From the entries below, copy out every line with "name" in it.

Data lines:

———

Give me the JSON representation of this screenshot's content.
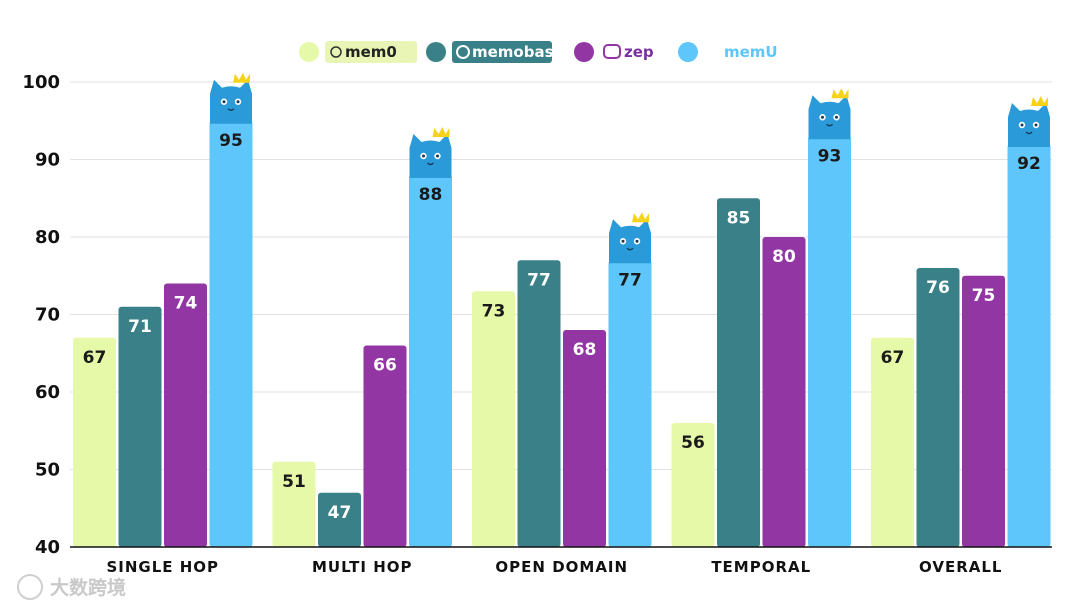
{
  "chart_data": {
    "type": "bar",
    "title": "",
    "xlabel": "",
    "ylabel": "",
    "ylim": [
      40,
      100
    ],
    "yticks": [
      40,
      50,
      60,
      70,
      80,
      90,
      100
    ],
    "grid": true,
    "legend_position": "top-center",
    "categories": [
      "SINGLE HOP",
      "MULTI HOP",
      "OPEN DOMAIN",
      "TEMPORAL",
      "OVERALL"
    ],
    "series": [
      {
        "name": "mem0",
        "color": "#e6f9a8",
        "values": [
          67,
          51,
          73,
          56,
          67
        ]
      },
      {
        "name": "memobase",
        "color": "#3a8088",
        "values": [
          71,
          47,
          77,
          85,
          76
        ]
      },
      {
        "name": "zep",
        "color": "#9236a4",
        "values": [
          74,
          66,
          68,
          80,
          75
        ]
      },
      {
        "name": "memU",
        "color": "#5ec6fb",
        "values": [
          95,
          88,
          77,
          93,
          92
        ]
      }
    ]
  },
  "watermark": "大数跨境",
  "colors": {
    "grid": "#e2e2e2",
    "cat_icon": "#2b9ad8",
    "crown": "#f7d21b"
  }
}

———

Exercise response:
        "name": "mem0",
        "name": "memobase",
        "name": "zep",
        "name": "memU",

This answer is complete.